The request:
Copy every line of the records below without changing anything, but leave out the pictures.

Provided material:
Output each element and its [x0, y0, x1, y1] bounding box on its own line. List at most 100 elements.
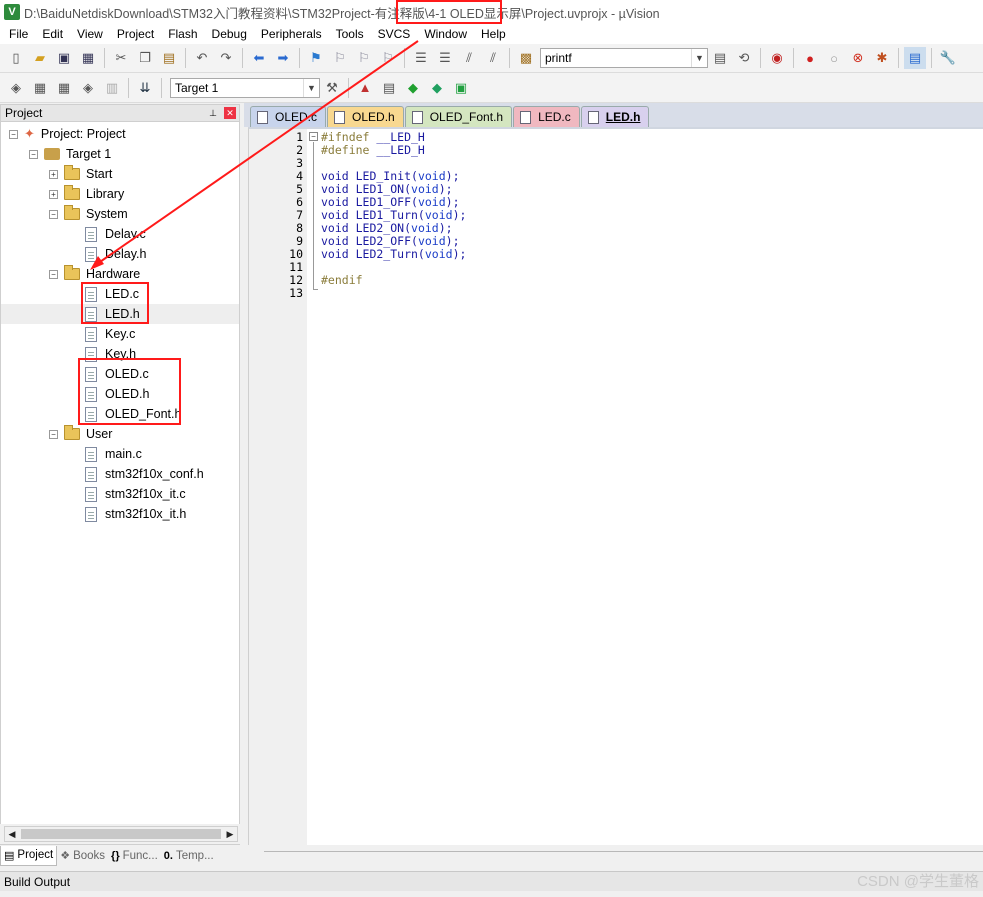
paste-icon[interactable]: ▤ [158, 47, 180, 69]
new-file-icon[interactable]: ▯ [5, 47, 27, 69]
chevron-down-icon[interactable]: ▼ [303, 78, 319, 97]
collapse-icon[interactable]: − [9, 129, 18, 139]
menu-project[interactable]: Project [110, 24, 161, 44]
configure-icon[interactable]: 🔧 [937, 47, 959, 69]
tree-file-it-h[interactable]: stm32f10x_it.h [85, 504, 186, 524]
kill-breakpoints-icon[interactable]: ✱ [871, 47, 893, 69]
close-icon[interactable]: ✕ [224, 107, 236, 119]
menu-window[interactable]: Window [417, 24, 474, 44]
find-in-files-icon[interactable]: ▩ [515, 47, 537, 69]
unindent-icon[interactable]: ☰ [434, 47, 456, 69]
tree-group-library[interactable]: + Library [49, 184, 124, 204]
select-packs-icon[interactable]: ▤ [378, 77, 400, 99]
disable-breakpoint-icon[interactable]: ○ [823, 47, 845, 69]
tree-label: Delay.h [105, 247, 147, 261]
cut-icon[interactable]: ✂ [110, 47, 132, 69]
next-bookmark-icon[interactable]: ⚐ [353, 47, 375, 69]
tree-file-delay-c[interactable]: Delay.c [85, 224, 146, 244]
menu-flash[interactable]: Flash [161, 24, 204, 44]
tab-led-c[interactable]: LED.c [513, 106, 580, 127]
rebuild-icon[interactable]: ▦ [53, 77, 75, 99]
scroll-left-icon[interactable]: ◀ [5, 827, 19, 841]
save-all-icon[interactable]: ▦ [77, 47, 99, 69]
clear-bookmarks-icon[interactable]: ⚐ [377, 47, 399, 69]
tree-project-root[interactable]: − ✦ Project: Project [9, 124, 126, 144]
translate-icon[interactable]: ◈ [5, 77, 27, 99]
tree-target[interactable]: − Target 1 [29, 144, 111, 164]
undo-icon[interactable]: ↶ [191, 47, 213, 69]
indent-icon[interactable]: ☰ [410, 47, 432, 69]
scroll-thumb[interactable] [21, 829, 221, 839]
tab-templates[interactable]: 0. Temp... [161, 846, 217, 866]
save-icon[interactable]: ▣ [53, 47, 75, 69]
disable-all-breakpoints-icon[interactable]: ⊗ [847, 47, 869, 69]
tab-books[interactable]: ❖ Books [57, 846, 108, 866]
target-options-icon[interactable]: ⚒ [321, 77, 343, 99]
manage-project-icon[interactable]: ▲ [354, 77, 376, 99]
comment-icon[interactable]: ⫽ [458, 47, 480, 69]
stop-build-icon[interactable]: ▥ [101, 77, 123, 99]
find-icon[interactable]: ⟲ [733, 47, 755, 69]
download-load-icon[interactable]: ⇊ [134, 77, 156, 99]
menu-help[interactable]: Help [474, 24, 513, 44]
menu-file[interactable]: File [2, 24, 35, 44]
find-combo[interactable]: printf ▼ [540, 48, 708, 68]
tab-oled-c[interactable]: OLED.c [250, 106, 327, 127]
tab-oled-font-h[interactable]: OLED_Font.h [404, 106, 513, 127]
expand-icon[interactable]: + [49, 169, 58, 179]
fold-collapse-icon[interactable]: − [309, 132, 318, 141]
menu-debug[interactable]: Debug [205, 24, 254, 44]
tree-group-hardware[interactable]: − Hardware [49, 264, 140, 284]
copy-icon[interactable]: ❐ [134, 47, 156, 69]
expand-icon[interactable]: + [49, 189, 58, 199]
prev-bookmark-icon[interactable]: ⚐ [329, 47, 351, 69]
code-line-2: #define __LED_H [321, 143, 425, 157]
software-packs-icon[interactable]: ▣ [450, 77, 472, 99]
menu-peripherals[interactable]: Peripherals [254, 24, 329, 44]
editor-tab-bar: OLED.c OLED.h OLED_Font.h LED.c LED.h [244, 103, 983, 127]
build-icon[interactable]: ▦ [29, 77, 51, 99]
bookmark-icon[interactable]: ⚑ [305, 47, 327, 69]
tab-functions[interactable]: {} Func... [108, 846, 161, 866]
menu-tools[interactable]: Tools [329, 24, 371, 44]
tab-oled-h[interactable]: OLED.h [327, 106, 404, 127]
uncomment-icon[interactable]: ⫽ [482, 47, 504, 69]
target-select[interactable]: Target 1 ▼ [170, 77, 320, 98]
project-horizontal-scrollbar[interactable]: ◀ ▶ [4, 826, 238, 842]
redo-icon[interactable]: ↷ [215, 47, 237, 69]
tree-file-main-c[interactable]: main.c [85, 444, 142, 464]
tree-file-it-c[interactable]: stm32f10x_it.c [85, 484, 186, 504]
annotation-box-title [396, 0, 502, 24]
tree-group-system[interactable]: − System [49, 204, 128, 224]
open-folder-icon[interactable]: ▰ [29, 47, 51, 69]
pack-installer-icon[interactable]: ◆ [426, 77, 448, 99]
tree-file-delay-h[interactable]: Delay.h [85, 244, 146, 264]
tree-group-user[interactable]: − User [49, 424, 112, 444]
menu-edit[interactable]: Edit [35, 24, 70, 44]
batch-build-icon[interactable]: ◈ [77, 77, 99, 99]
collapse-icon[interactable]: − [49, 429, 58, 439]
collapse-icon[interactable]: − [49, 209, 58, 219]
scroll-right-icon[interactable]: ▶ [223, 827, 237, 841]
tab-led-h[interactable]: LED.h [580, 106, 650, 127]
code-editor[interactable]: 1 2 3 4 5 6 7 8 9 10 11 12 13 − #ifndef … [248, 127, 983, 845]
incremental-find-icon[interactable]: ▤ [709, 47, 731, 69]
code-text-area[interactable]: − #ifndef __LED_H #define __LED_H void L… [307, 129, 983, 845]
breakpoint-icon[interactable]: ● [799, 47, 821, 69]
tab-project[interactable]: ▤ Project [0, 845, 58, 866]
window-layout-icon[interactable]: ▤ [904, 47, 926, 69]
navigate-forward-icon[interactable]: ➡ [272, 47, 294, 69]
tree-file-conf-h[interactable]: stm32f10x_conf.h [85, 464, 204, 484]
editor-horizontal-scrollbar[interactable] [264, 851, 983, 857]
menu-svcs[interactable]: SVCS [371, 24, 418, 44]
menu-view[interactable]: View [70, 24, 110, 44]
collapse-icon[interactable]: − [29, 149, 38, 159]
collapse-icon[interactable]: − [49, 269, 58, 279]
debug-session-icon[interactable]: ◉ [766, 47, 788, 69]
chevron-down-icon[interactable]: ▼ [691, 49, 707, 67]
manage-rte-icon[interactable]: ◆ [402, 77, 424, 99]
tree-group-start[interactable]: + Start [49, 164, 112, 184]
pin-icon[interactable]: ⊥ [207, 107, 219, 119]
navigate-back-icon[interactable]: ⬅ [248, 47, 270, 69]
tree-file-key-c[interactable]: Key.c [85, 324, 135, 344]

Expected output:
Output each element and its [x0, y0, x1, y1] bounding box on its own line. List at most 100 elements.
paste-icon[interactable]: ▤ [158, 47, 180, 69]
new-file-icon[interactable]: ▯ [5, 47, 27, 69]
chevron-down-icon[interactable]: ▼ [303, 78, 319, 97]
collapse-icon[interactable]: − [9, 129, 18, 139]
menu-project[interactable]: Project [110, 24, 161, 44]
configure-icon[interactable]: 🔧 [937, 47, 959, 69]
tree-file-it-h[interactable]: stm32f10x_it.h [85, 504, 186, 524]
kill-breakpoints-icon[interactable]: ✱ [871, 47, 893, 69]
close-icon[interactable]: ✕ [224, 107, 236, 119]
menu-window[interactable]: Window [417, 24, 474, 44]
find-in-files-icon[interactable]: ▩ [515, 47, 537, 69]
unindent-icon[interactable]: ☰ [434, 47, 456, 69]
tree-group-library[interactable]: + Library [49, 184, 124, 204]
select-packs-icon[interactable]: ▤ [378, 77, 400, 99]
disable-breakpoint-icon[interactable]: ○ [823, 47, 845, 69]
tree-label: Delay.h [105, 247, 147, 261]
cut-icon[interactable]: ✂ [110, 47, 132, 69]
next-bookmark-icon[interactable]: ⚐ [353, 47, 375, 69]
tree-file-delay-c[interactable]: Delay.c [85, 224, 146, 244]
menu-flash[interactable]: Flash [161, 24, 204, 44]
tab-led-c[interactable]: LED.c [513, 106, 580, 127]
rebuild-icon[interactable]: ▦ [53, 77, 75, 99]
scroll-left-icon[interactable]: ◀ [5, 827, 19, 841]
save-all-icon[interactable]: ▦ [77, 47, 99, 69]
clear-bookmarks-icon[interactable]: ⚐ [377, 47, 399, 69]
tree-project-root[interactable]: − ✦ Project: Project [9, 124, 126, 144]
translate-icon[interactable]: ◈ [5, 77, 27, 99]
tree-target[interactable]: − Target 1 [29, 144, 111, 164]
undo-icon[interactable]: ↶ [191, 47, 213, 69]
indent-icon[interactable]: ☰ [410, 47, 432, 69]
scroll-thumb[interactable] [21, 829, 221, 839]
tab-templates[interactable]: 0. Temp... [161, 846, 217, 866]
save-icon[interactable]: ▣ [53, 47, 75, 69]
disable-all-breakpoints-icon[interactable]: ⊗ [847, 47, 869, 69]
tab-books[interactable]: ❖ Books [57, 846, 108, 866]
target-options-icon[interactable]: ⚒ [321, 77, 343, 99]
manage-project-icon[interactable]: ▲ [354, 77, 376, 99]
comment-icon[interactable]: ⫽ [458, 47, 480, 69]
stop-build-icon[interactable]: ▥ [101, 77, 123, 99]
find-icon[interactable]: ⟲ [733, 47, 755, 69]
download-load-icon[interactable]: ⇊ [134, 77, 156, 99]
menu-help[interactable]: Help [474, 24, 513, 44]
menu-file[interactable]: File [2, 24, 35, 44]
find-combo[interactable]: printf ▼ [540, 48, 708, 68]
tab-oled-c[interactable]: OLED.c [250, 106, 327, 127]
tab-oled-font-h[interactable]: OLED_Font.h [404, 106, 513, 127]
expand-icon[interactable]: + [49, 169, 58, 179]
fold-collapse-icon[interactable]: − [309, 132, 318, 141]
menu-debug[interactable]: Debug [205, 24, 254, 44]
tree-group-hardware[interactable]: − Hardware [49, 264, 140, 284]
copy-icon[interactable]: ❐ [134, 47, 156, 69]
expand-icon[interactable]: + [49, 189, 58, 199]
prev-bookmark-icon[interactable]: ⚐ [329, 47, 351, 69]
code-line-2: #define __LED_H [321, 143, 425, 157]
software-packs-icon[interactable]: ▣ [450, 77, 472, 99]
menu-peripherals[interactable]: Peripherals [254, 24, 329, 44]
editor-tab-bar: OLED.c OLED.h OLED_Font.h LED.c LED.h [244, 103, 983, 127]
build-icon[interactable]: ▦ [29, 77, 51, 99]
bookmark-icon[interactable]: ⚑ [305, 47, 327, 69]
tab-functions[interactable]: {} Func... [108, 846, 161, 866]
menu-tools[interactable]: Tools [329, 24, 371, 44]
tab-oled-h[interactable]: OLED.h [327, 106, 404, 127]
uncomment-icon[interactable]: ⫽ [482, 47, 504, 69]
target-select[interactable]: Target 1 ▼ [170, 77, 320, 98]
project-horizontal-scrollbar[interactable]: ◀ ▶ [4, 826, 238, 842]
redo-icon[interactable]: ↷ [215, 47, 237, 69]
tree-file-main-c[interactable]: main.c [85, 444, 142, 464]
tree-file-it-c[interactable]: stm32f10x_it.c [85, 484, 186, 504]
annotation-box-title [396, 0, 502, 24]
tree-group-system[interactable]: − System [49, 204, 128, 224]
open-folder-icon[interactable]: ▰ [29, 47, 51, 69]
pack-installer-icon[interactable]: ◆ [426, 77, 448, 99]
tree-file-delay-h[interactable]: Delay.h [85, 244, 146, 264]
tree-group-user[interactable]: − User [49, 424, 112, 444]
menu-edit[interactable]: Edit [35, 24, 70, 44]
batch-build-icon[interactable]: ◈ [77, 77, 99, 99]
collapse-icon[interactable]: − [49, 429, 58, 439]
collapse-icon[interactable]: − [49, 209, 58, 219]
scroll-right-icon[interactable]: ▶ [223, 827, 237, 841]
tab-led-h[interactable]: LED.h [580, 106, 650, 127]
code-editor[interactable]: 1 2 3 4 5 6 7 8 9 10 11 12 13 − #ifndef … [248, 127, 983, 845]
incremental-find-icon[interactable]: ▤ [709, 47, 731, 69]
code-text-area[interactable]: − #ifndef __LED_H #define __LED_H void L… [307, 129, 983, 845]
breakpoint-icon[interactable]: ● [799, 47, 821, 69]
tab-project[interactable]: ▤ Project [0, 845, 58, 866]
window-layout-icon[interactable]: ▤ [904, 47, 926, 69]
navigate-forward-icon[interactable]: ➡ [272, 47, 294, 69]
tree-file-conf-h[interactable]: stm32f10x_conf.h [85, 464, 204, 484]
editor-horizontal-scrollbar[interactable] [264, 851, 983, 857]
menu-svcs[interactable]: SVCS [371, 24, 418, 44]
menu-view[interactable]: View [70, 24, 110, 44]
collapse-icon[interactable]: − [29, 149, 38, 159]
collapse-icon[interactable]: − [49, 269, 58, 279]
debug-session-icon[interactable]: ◉ [766, 47, 788, 69]
chevron-down-icon[interactable]: ▼ [691, 49, 707, 67]
manage-rte-icon[interactable]: ◆ [402, 77, 424, 99]
tree-group-start[interactable]: + Start [49, 164, 112, 184]
pin-icon[interactable]: ⊥ [207, 107, 219, 119]
navigate-back-icon[interactable]: ⬅ [248, 47, 270, 69]
tree-file-key-c[interactable]: Key.c [85, 324, 135, 344]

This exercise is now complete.